> **Document segment**
The Anti-Sniper suit

Shark Fin Soup

Glenn Beck predicts the callapse of Mexico

jerryku says...

I thought the race war stuff was pretty nutty, but a BBC article I read reported that the drug cartels in Mexico are so heavily armed that they could probably overthrow the Mexican government if they wanted to.

When The President Approves It... It Is Not Illegal!

Dear Asians, Fuck Your Culture/Family/Dignity Love, Texas (Asia Talk Post)

jerryku says...

BreakstheEarth, ironically the very words "China" and "Chinese", along with hundreds of other words English has come up with, are ways of calling people things they don't call themselves. In the popular languages of China, the country is not called "China" or anything remotely resembling that word. Every language has a billion names for other places and people that aren't used by those people to refer to themselves. Personally I think this system is pretty inefficient. Imagine if Barack Obama was had ten thousand different names, when the world could just use the one he used himself: Barack Obama!

RhesusMonk, I think a LOT of Chinese people do in fact want to be more like white people, or at least be more marketable to white business interests (not "Western", as that would include blacks, Latinos, etc. too). We don't adopt black or Latino names, we adopt white ones. If black Americans had most of the world's wealth, we'd adopt black names. It's nice of you to think that there's no self-inflicted racism going on here, but there really is.

Dear Asians, Fuck Your Culture/Family/Dignity Love, Texas (Asia Talk Post)

jerryku says...

Ooh, story time!! I was born in Texas into a family that came from China. Most of my friends growing up were either white or Latino, so I wasn't very Chinese except in the eyes of non-Chinese people. I moved to San Francisco about 5 years ago and took some Cantonese classes in the hopes that I could learn to speak to my grandma finally. Because of this, and the fact that my Mandarin-speaking dad was far away in China, for one semester or two, I decided to stop using my "white" name of Jerry and use my Mandarin Chinese name of Shih-Chieh. The results were interesting. Many whites and others reacted positively to the name, saying "hey that's a cool name", especially when they found out that it basically means "the world's hero." Other whites seemed to get upset that I wasn't using "Jerry". I asked one of my teachers to call me Shih-Chieh and she got upset, refused and called me Jerry for the rest of the semester. A couple other white students seemed to support that decision. But the second teacher of that class was also white and was like "hey, that's a cool name!"

> **Task A**
What is the Spanish translation of this sentence from the forum page: "I moved to San Francisco about 5 years ago and took some Cantonese classes in the hopes that I could learn to speak to my grandma finally."
> **Task B**
Which places are named in jerryku's comments on the forum page?
> **Task C**
Can you return the text of the forum page from "The Anti-Sniper suit" to "they wanted to."?

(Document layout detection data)
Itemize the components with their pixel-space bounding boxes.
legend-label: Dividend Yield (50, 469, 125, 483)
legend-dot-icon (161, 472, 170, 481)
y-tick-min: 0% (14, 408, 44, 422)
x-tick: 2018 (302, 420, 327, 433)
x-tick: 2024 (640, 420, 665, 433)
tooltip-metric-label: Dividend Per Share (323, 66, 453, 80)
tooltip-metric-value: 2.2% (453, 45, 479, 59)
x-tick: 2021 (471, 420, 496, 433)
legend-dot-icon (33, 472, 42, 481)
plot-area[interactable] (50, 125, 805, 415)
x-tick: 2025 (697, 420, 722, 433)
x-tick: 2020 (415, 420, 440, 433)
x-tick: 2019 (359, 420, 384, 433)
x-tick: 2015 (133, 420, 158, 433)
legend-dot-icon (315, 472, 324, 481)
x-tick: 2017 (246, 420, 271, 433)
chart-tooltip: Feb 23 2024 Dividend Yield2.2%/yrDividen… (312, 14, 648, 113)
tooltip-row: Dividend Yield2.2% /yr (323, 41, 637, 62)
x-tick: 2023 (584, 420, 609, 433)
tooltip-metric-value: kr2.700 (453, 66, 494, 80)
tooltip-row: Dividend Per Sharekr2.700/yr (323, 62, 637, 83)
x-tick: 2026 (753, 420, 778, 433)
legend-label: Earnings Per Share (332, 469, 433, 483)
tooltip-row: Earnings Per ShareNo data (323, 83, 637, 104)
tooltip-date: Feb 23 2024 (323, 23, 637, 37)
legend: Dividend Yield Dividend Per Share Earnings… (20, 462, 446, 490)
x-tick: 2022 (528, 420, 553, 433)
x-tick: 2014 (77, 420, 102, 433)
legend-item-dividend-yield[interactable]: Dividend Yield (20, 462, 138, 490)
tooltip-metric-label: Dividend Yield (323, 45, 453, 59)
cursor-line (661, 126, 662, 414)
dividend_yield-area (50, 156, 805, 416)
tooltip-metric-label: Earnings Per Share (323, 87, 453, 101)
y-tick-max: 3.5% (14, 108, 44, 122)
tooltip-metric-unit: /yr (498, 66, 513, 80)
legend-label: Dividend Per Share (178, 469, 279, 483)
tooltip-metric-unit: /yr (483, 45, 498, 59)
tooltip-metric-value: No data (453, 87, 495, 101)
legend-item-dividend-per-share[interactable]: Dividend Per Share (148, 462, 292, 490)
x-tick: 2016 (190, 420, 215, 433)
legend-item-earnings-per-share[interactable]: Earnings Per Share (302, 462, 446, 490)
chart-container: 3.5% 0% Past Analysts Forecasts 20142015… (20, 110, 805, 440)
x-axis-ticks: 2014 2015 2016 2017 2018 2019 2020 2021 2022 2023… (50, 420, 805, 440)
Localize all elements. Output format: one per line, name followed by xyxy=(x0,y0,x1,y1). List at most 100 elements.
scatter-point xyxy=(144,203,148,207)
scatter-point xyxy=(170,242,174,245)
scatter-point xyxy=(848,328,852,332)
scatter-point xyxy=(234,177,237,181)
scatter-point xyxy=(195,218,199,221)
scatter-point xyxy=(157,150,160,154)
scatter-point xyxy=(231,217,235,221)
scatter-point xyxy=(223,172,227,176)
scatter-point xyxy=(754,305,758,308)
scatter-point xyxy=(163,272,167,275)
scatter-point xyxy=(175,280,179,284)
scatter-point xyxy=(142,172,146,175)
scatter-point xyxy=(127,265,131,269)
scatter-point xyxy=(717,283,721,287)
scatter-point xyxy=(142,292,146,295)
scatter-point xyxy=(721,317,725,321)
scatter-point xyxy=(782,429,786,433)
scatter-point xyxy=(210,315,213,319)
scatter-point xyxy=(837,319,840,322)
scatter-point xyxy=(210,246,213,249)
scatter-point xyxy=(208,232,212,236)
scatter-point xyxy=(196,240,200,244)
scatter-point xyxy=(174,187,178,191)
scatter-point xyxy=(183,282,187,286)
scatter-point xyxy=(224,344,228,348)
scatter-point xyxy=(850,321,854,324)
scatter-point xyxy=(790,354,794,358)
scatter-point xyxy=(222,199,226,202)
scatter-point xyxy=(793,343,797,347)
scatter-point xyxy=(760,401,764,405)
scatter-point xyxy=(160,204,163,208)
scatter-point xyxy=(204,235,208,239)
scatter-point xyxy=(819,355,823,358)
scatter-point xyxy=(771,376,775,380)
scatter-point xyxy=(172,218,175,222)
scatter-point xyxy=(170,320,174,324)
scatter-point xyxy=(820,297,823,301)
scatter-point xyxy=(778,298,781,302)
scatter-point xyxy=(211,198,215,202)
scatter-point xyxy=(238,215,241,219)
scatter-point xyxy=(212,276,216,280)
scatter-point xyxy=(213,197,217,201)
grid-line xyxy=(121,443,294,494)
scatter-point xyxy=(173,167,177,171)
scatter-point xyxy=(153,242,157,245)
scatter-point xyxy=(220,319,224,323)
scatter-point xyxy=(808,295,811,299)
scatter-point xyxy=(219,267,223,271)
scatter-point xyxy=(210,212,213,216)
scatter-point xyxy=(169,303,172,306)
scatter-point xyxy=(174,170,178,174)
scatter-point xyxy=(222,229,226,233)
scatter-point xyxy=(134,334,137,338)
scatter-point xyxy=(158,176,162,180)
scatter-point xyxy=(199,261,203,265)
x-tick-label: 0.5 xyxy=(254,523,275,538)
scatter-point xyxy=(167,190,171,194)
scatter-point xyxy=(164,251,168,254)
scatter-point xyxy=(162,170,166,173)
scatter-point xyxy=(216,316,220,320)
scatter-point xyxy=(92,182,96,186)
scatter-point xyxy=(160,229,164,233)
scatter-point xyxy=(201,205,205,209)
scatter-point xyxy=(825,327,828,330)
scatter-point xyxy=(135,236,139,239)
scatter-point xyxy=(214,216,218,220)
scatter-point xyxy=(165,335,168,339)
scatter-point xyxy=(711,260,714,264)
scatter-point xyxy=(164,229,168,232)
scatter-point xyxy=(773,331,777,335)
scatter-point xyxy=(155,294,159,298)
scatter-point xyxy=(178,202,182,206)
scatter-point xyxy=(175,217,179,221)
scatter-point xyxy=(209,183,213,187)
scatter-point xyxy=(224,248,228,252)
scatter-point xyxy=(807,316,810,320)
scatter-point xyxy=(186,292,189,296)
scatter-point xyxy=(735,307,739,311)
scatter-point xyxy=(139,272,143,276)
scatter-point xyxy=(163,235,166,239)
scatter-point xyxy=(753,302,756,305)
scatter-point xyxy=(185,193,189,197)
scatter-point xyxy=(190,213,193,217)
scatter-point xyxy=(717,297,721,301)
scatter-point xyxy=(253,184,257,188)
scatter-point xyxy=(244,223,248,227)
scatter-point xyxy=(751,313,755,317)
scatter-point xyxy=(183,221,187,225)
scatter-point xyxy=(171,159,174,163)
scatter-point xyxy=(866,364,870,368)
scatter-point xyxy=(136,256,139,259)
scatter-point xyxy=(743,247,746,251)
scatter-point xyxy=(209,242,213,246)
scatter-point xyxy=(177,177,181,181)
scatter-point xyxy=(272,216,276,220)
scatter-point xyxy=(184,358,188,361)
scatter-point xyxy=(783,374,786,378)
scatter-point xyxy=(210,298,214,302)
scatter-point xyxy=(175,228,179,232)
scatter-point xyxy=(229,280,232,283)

> **Answer area A**
Me mudé a San Francisco hace unos 5 años y tomé algunas clases de cantonés con la esperanza de poder aprender por fin a hablar con mi abuela.

> **Answer area B**
Mexico, China, Texas, San Francisco

> **Answer area C**
The Anti-Sniper suit

Shark Fin Soup

Glenn Beck predicts the callapse of Mexico

jerryku says...

I thought the race war stuff was pretty nutty, but a BBC article I read reported that the drug cartels in Mexico are so heavily armed that they could probably overthrow the Mexican government if they wanted to.